▶ _Requirements_
Below is a block of records; return all of them exactly, but without the images.

▶ _Data shown_
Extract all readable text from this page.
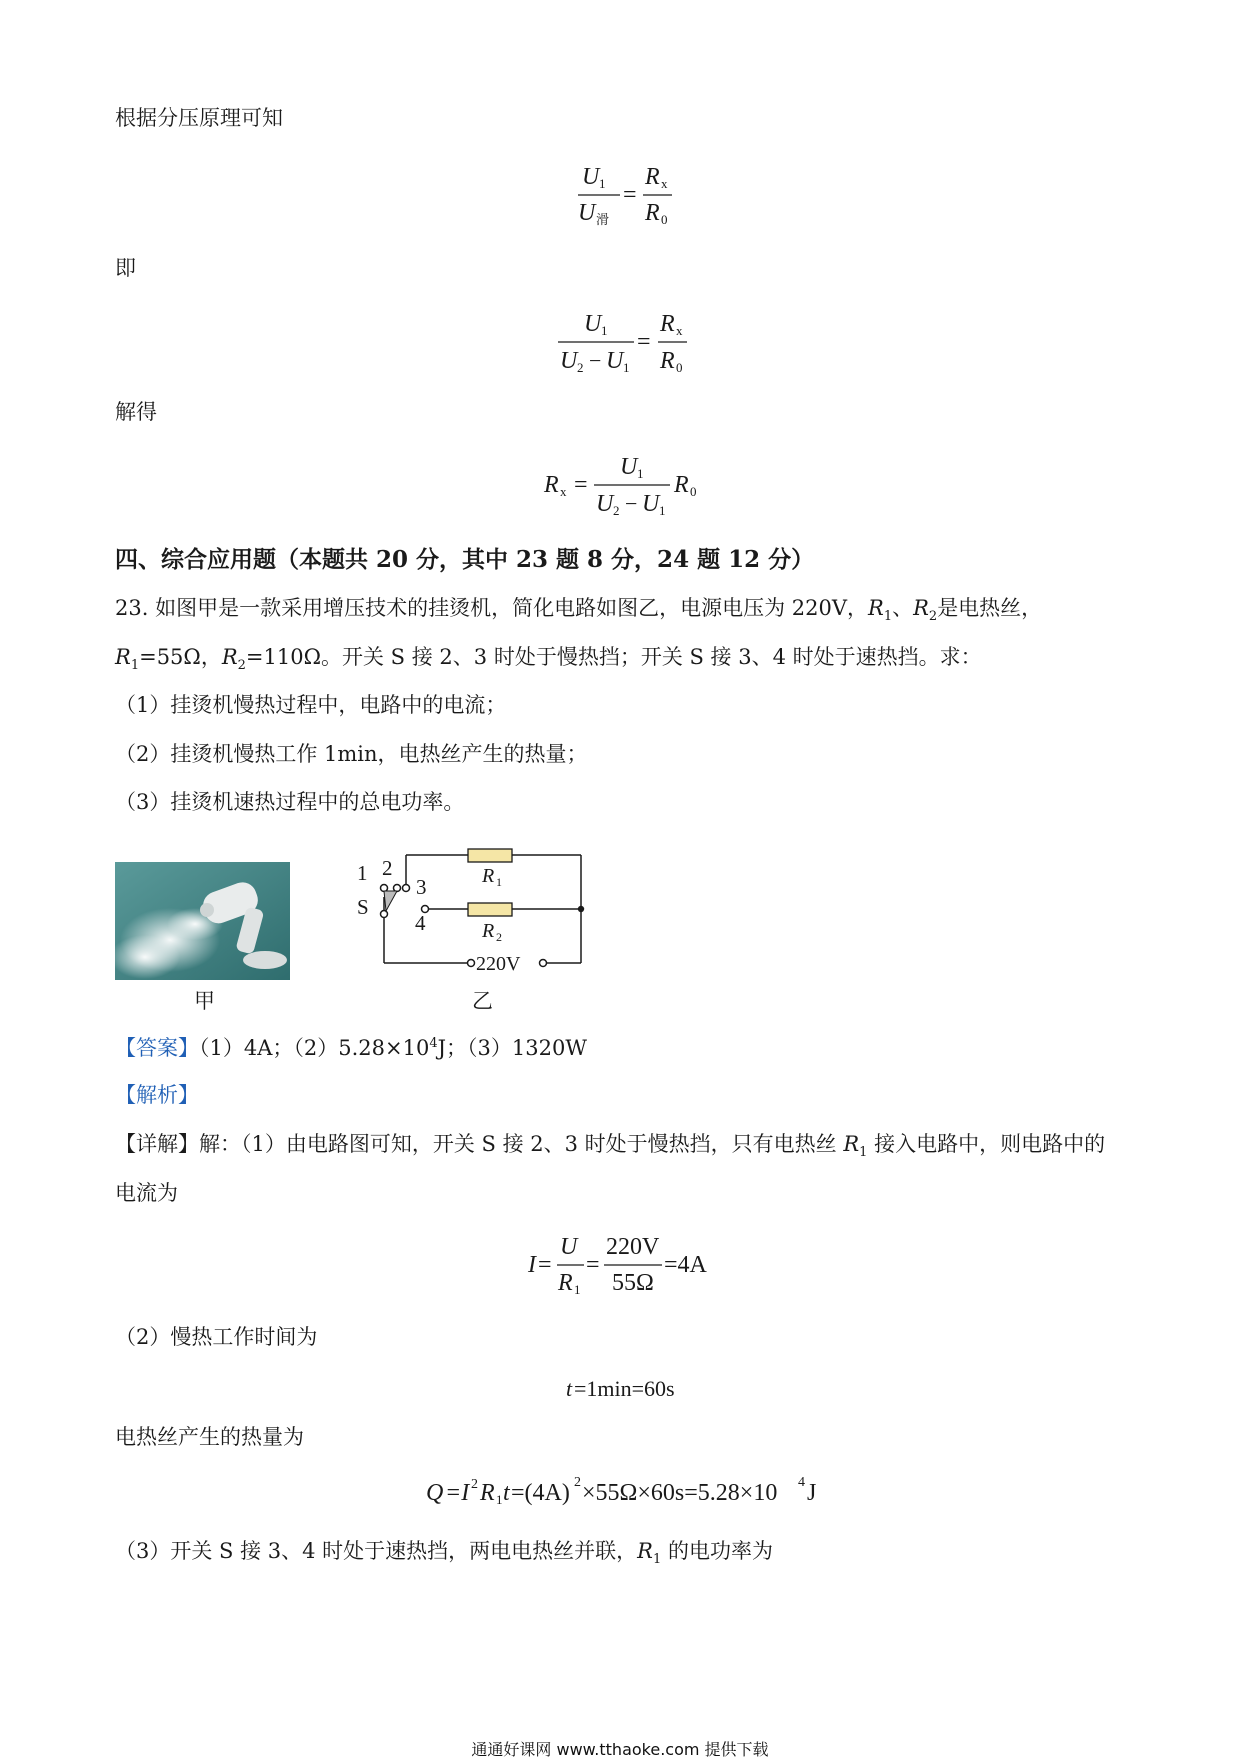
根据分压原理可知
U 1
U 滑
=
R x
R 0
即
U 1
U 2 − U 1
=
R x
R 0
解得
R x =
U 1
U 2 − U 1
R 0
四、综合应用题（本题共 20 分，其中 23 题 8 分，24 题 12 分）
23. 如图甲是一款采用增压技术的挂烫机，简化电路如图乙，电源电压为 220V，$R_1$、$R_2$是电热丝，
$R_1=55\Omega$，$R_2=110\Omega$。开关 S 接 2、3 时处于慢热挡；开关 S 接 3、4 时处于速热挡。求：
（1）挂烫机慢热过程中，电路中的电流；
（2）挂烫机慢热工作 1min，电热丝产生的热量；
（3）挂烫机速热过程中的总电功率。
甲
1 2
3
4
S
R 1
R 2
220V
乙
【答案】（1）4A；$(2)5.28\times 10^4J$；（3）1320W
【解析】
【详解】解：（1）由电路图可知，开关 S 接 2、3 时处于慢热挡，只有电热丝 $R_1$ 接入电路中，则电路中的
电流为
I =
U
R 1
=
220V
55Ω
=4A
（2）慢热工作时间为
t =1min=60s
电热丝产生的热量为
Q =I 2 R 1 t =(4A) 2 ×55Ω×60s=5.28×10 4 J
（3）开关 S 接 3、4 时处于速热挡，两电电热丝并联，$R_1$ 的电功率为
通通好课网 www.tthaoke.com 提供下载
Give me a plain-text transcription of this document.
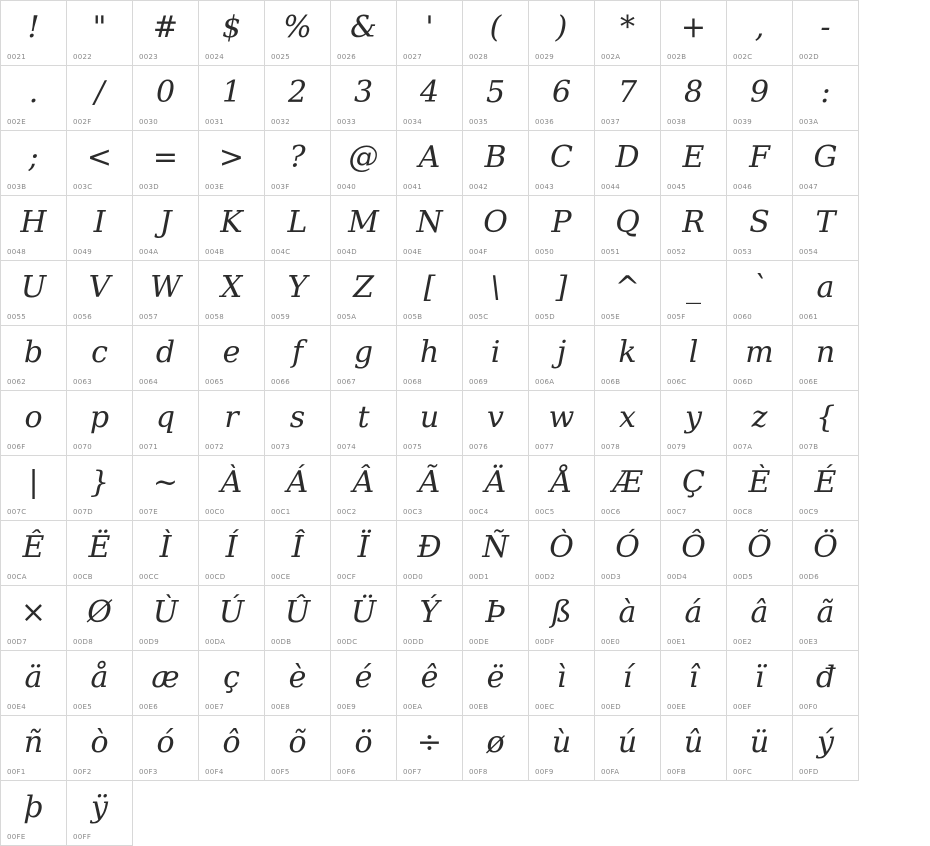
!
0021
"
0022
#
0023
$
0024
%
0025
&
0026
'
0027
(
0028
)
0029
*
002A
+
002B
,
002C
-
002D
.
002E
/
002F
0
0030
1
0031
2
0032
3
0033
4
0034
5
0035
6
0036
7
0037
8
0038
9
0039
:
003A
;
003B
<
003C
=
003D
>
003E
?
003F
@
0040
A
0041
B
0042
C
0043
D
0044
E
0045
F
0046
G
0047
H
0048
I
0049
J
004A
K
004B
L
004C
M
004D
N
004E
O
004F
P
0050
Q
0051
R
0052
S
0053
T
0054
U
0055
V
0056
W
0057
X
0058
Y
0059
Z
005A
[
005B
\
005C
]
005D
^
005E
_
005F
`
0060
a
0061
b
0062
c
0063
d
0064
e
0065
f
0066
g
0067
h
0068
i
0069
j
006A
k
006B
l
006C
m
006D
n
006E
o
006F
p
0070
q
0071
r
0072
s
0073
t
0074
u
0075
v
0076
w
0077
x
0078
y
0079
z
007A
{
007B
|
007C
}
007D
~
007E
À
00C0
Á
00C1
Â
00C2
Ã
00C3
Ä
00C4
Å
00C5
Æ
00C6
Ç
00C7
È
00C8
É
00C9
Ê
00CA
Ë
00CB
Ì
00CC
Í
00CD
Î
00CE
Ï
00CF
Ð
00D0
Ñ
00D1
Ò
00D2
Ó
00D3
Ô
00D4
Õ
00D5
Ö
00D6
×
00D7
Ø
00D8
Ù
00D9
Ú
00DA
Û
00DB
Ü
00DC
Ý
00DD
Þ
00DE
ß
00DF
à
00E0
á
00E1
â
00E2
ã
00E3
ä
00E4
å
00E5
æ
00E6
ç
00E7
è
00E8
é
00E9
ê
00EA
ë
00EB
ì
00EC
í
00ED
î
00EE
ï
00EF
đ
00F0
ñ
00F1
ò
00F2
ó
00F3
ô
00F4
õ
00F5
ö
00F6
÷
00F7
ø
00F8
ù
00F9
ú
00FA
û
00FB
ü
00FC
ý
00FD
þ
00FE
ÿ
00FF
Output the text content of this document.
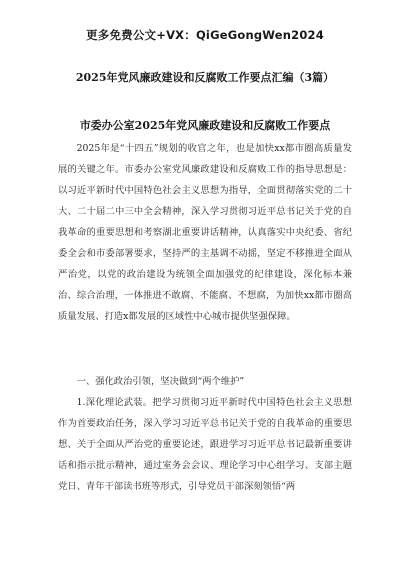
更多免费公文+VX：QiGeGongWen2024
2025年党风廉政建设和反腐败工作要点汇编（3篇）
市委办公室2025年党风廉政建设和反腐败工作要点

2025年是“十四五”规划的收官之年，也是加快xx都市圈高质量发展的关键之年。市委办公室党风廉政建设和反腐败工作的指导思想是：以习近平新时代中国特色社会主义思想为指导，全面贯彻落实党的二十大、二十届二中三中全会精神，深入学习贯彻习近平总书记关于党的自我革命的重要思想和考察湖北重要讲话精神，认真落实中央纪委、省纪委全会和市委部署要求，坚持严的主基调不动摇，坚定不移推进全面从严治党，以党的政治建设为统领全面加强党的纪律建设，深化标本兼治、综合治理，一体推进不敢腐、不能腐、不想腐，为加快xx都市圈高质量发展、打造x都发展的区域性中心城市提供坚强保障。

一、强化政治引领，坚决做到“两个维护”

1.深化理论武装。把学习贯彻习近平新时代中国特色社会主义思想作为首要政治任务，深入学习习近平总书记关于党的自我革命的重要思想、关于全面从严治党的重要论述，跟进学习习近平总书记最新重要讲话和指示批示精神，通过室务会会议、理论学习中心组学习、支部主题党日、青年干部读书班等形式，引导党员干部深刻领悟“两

▶ _The reply_
Extract all readable text from this page.
根据分压原理可知
U 1
U 滑
=
R x
R 0
即
U 1
U 2 − U 1
=
R x
R 0
解得
R x =
U 1
U 2 − U 1
R 0
四、综合应用题（本题共 20 分，其中 23 题 8 分，24 题 12 分）
23. 如图甲是一款采用增压技术的挂烫机，简化电路如图乙，电源电压为 220V，$R_1$、$R_2$是电热丝，
$R_1=55\Omega$，$R_2=110\Omega$。开关 S 接 2、3 时处于慢热挡；开关 S 接 3、4 时处于速热挡。求：
（1）挂烫机慢热过程中，电路中的电流；
（2）挂烫机慢热工作 1min，电热丝产生的热量；
（3）挂烫机速热过程中的总电功率。
甲
1 2
3
4
S
R 1
R 2
220V
乙
【答案】（1）4A；$(2)5.28\times 10^4J$；（3）1320W
【解析】
【详解】解：（1）由电路图可知，开关 S 接 2、3 时处于慢热挡，只有电热丝 $R_1$ 接入电路中，则电路中的
电流为
I =
U
R 1
=
220V
55Ω
=4A
（2）慢热工作时间为
t =1min=60s
电热丝产生的热量为
Q =I 2 R 1 t =(4A) 2 ×55Ω×60s=5.28×10 4 J
（3）开关 S 接 3、4 时处于速热挡，两电电热丝并联，$R_1$ 的电功率为
通通好课网 www.tthaoke.com 提供下载
Give me a plain-text transcription of this document.
!
0021
"
0022
#
0023
$
0024
%
0025
&
0026
'
0027
(
0028
)
0029
*
002A
+
002B
,
002C
-
002D
.
002E
/
002F
0
0030
1
0031
2
0032
3
0033
4
0034
5
0035
6
0036
7
0037
8
0038
9
0039
:
003A
;
003B
<
003C
=
003D
>
003E
?
003F
@
0040
A
0041
B
0042
C
0043
D
0044
E
0045
F
0046
G
0047
H
0048
I
0049
J
004A
K
004B
L
004C
M
004D
N
004E
O
004F
P
0050
Q
0051
R
0052
S
0053
T
0054
U
0055
V
0056
W
0057
X
0058
Y
0059
Z
005A
[
005B
\
005C
]
005D
^
005E
_
005F
`
0060
a
0061
b
0062
c
0063
d
0064
e
0065
f
0066
g
0067
h
0068
i
0069
j
006A
k
006B
l
006C
m
006D
n
006E
o
006F
p
0070
q
0071
r
0072
s
0073
t
0074
u
0075
v
0076
w
0077
x
0078
y
0079
z
007A
{
007B
|
007C
}
007D
~
007E
À
00C0
Á
00C1
Â
00C2
Ã
00C3
Ä
00C4
Å
00C5
Æ
00C6
Ç
00C7
È
00C8
É
00C9
Ê
00CA
Ë
00CB
Ì
00CC
Í
00CD
Î
00CE
Ï
00CF
Ð
00D0
Ñ
00D1
Ò
00D2
Ó
00D3
Ô
00D4
Õ
00D5
Ö
00D6
×
00D7
Ø
00D8
Ù
00D9
Ú
00DA
Û
00DB
Ü
00DC
Ý
00DD
Þ
00DE
ß
00DF
à
00E0
á
00E1
â
00E2
ã
00E3
ä
00E4
å
00E5
æ
00E6
ç
00E7
è
00E8
é
00E9
ê
00EA
ë
00EB
ì
00EC
í
00ED
î
00EE
ï
00EF
đ
00F0
ñ
00F1
ò
00F2
ó
00F3
ô
00F4
õ
00F5
ö
00F6
÷
00F7
ø
00F8
ù
00F9
ú
00FA
û
00FB
ü
00FC
ý
00FD
þ
00FE
ÿ
00FF
Output the text content of this document.
更多免费公文+VX：QiGeGongWen2024
2025年党风廉政建设和反腐败工作要点汇编（3篇）
市委办公室2025年党风廉政建设和反腐败工作要点

2025年是“十四五”规划的收官之年，也是加快xx都市圈高质量发展的关键之年。市委办公室党风廉政建设和反腐败工作的指导思想是：以习近平新时代中国特色社会主义思想为指导，全面贯彻落实党的二十大、二十届二中三中全会精神，深入学习贯彻习近平总书记关于党的自我革命的重要思想和考察湖北重要讲话精神，认真落实中央纪委、省纪委全会和市委部署要求，坚持严的主基调不动摇，坚定不移推进全面从严治党，以党的政治建设为统领全面加强党的纪律建设，深化标本兼治、综合治理，一体推进不敢腐、不能腐、不想腐，为加快xx都市圈高质量发展、打造x都发展的区域性中心城市提供坚强保障。

一、强化政治引领，坚决做到“两个维护”

1.深化理论武装。把学习贯彻习近平新时代中国特色社会主义思想作为首要政治任务，深入学习习近平总书记关于党的自我革命的重要思想、关于全面从严治党的重要论述，跟进学习习近平总书记最新重要讲话和指示批示精神，通过室务会会议、理论学习中心组学习、支部主题党日、青年干部读书班等形式，引导党员干部深刻领悟“两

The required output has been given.